> **YOUR OBJECTIVE**: Pick out the lines below with "name" and list them.

[Data items]
* start *

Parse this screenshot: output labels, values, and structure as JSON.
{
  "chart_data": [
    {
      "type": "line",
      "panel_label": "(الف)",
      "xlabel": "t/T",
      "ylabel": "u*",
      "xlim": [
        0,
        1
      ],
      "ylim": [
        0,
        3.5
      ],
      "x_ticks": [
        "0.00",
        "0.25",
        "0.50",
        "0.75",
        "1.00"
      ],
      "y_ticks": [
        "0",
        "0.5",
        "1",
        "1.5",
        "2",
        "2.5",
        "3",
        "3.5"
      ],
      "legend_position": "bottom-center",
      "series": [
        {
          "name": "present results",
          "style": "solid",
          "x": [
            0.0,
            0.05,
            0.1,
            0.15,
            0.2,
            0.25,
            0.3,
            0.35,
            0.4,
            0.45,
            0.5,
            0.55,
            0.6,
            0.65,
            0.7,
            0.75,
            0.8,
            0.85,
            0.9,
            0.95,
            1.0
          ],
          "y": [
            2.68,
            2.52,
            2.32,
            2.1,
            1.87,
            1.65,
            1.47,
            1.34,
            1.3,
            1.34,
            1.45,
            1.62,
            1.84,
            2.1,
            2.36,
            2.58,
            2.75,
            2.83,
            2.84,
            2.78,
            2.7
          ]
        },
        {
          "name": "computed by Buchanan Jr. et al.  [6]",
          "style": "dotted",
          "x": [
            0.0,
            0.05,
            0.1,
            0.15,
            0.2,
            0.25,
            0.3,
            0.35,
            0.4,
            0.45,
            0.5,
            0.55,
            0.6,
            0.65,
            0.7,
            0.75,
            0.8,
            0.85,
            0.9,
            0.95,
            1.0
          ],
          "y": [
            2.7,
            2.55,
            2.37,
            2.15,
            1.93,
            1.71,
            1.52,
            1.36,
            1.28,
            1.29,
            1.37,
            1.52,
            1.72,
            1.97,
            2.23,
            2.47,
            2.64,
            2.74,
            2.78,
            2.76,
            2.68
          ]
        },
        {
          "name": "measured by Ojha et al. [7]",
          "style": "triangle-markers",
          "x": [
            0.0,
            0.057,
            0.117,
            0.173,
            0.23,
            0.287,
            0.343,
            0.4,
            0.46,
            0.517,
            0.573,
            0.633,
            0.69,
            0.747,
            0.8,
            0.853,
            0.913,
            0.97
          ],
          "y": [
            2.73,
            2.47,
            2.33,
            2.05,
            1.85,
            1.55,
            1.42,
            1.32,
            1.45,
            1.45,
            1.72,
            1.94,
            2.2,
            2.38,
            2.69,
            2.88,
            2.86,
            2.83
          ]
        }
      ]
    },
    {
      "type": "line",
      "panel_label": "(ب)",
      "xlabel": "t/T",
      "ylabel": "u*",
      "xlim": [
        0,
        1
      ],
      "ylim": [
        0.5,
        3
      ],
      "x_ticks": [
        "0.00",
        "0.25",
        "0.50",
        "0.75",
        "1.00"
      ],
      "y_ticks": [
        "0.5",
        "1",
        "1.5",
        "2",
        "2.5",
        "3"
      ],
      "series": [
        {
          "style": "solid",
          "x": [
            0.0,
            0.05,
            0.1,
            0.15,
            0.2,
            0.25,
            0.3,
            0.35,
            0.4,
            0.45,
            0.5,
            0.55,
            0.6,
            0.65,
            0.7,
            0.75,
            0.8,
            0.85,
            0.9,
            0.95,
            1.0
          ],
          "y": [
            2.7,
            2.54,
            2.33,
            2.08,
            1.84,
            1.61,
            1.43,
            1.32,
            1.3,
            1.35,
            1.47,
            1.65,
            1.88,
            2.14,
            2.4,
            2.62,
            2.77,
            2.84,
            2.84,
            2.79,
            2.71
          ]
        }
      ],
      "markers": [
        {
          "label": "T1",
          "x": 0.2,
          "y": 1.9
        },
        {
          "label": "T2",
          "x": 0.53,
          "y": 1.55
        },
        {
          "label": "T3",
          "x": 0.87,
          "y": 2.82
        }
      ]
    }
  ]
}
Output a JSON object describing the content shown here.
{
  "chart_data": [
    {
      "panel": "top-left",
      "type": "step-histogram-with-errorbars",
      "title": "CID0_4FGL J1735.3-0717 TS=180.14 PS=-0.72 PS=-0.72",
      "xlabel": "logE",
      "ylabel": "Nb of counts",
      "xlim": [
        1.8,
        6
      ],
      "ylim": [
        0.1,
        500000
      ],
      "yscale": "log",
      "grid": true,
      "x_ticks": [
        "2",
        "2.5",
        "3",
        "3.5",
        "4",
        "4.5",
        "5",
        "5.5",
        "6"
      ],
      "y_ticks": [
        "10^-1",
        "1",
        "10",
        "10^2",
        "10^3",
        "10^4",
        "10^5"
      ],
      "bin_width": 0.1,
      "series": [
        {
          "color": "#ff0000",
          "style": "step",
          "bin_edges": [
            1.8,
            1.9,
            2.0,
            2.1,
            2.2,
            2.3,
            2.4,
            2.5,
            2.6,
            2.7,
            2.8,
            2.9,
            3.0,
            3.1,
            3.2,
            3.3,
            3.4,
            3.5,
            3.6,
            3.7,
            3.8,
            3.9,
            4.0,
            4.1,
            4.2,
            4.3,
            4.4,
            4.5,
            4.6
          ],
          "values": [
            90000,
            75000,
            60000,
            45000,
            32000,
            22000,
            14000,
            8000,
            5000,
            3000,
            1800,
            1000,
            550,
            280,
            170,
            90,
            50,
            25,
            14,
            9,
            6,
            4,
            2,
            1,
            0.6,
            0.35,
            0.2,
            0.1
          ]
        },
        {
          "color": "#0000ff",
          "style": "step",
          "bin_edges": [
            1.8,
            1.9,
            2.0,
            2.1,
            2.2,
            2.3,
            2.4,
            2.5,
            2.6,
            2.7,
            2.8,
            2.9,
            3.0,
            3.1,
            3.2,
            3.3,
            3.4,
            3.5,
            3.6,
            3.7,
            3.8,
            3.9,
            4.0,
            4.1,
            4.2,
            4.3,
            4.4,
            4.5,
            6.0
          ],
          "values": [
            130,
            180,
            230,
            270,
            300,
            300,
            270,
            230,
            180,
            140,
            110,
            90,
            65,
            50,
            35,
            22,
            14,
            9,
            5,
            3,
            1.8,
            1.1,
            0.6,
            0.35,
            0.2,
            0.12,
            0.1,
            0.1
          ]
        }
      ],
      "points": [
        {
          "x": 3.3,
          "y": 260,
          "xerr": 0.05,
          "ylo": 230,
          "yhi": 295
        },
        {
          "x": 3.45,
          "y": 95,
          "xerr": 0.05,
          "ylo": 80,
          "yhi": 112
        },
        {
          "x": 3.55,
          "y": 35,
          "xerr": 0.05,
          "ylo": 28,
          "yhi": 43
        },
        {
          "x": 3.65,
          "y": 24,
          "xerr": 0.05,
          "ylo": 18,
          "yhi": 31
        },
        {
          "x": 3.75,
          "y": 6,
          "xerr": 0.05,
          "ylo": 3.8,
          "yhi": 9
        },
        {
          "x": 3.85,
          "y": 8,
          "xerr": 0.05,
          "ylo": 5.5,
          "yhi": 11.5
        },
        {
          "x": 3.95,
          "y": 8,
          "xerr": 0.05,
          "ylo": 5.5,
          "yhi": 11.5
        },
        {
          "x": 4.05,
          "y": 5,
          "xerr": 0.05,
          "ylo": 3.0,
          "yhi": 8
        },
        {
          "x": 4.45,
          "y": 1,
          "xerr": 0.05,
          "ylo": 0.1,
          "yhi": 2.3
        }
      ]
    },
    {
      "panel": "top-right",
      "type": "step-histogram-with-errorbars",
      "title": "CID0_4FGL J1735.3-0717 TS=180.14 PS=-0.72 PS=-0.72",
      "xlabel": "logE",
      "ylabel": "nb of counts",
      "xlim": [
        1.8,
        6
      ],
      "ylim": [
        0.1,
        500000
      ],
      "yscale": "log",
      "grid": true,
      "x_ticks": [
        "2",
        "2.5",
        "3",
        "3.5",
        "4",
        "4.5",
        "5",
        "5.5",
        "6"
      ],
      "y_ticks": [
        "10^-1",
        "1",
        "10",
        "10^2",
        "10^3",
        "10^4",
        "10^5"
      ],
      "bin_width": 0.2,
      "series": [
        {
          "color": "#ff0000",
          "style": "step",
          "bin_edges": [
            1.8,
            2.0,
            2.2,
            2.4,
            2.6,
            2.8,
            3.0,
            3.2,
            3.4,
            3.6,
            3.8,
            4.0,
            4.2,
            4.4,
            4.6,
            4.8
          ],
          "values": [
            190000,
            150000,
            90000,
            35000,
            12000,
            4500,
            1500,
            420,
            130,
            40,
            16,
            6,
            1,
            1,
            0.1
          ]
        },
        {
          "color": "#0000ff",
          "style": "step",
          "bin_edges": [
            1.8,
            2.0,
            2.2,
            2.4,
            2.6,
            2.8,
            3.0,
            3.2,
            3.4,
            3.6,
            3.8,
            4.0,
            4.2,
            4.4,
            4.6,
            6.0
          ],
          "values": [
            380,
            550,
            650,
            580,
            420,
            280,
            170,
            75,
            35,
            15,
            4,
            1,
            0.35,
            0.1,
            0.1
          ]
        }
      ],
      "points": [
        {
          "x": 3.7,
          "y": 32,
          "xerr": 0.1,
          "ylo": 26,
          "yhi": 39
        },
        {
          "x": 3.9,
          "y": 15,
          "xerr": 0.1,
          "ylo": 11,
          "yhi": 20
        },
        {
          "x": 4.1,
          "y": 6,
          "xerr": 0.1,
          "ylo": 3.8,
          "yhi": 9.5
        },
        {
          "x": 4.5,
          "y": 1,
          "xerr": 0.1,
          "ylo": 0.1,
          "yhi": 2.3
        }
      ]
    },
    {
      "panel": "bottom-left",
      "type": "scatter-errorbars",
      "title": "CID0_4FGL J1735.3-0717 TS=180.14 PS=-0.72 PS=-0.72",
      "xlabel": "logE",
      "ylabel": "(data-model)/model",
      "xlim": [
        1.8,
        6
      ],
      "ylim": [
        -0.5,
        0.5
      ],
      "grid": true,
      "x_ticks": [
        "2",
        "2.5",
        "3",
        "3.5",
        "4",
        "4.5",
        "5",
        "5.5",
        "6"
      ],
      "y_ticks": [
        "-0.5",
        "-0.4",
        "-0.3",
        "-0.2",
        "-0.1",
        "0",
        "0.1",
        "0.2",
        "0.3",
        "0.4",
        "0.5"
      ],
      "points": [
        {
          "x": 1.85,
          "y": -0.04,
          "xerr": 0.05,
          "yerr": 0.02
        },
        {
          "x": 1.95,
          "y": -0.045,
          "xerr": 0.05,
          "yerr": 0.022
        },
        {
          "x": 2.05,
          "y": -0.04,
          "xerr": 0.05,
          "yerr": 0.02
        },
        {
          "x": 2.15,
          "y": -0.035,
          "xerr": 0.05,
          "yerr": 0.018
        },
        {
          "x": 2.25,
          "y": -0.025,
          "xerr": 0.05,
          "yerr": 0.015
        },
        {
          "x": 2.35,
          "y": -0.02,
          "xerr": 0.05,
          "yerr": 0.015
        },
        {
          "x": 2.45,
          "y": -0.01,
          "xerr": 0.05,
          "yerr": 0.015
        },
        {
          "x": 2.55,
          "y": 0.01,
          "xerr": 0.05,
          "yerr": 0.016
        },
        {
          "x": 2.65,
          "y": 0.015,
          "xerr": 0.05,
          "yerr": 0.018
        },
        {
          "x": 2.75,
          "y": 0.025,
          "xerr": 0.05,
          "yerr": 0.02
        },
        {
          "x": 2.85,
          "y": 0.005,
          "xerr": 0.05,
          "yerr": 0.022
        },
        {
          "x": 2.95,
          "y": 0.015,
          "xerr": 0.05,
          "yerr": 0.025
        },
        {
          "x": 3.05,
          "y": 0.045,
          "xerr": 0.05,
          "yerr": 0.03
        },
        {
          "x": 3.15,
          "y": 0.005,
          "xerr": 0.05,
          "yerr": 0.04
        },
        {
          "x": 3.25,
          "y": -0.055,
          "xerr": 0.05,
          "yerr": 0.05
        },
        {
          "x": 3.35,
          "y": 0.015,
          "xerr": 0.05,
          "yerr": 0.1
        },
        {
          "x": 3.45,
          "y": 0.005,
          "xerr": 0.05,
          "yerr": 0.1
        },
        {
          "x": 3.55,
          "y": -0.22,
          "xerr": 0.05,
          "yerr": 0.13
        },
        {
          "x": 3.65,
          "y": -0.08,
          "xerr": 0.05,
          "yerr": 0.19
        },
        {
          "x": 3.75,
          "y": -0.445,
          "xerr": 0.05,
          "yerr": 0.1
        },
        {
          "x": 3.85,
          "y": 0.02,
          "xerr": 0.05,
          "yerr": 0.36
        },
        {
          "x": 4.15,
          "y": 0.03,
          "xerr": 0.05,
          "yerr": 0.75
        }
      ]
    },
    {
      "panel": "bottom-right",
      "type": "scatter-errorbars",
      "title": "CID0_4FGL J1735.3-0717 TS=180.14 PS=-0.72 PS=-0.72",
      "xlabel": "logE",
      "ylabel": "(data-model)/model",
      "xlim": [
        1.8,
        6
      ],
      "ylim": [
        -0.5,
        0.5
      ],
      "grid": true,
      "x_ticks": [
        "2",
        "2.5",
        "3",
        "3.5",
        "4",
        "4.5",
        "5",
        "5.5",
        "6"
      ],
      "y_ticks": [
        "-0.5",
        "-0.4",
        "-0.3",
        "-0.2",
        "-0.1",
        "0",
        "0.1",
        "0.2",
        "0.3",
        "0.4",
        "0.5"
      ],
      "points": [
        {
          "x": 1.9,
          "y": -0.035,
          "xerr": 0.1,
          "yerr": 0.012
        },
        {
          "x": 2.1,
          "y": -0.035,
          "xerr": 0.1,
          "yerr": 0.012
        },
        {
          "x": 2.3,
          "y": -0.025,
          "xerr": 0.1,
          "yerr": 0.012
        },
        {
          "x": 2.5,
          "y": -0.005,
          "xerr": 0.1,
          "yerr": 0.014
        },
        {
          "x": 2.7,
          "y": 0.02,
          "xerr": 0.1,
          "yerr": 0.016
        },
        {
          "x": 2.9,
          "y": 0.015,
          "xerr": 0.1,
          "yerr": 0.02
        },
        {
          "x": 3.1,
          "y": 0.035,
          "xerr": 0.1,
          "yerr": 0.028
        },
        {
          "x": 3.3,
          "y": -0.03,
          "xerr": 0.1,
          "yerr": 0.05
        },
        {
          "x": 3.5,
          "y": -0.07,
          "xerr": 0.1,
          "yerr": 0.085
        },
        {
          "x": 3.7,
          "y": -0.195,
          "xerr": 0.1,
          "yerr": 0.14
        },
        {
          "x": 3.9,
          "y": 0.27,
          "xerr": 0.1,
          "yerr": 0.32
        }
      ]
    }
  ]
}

* end *

> **RESULT**:
          "name": "present results",
          "name": "computed by Buchanan Jr. et al.  [6]",
          "name": "measured by Ojha et al. [7]",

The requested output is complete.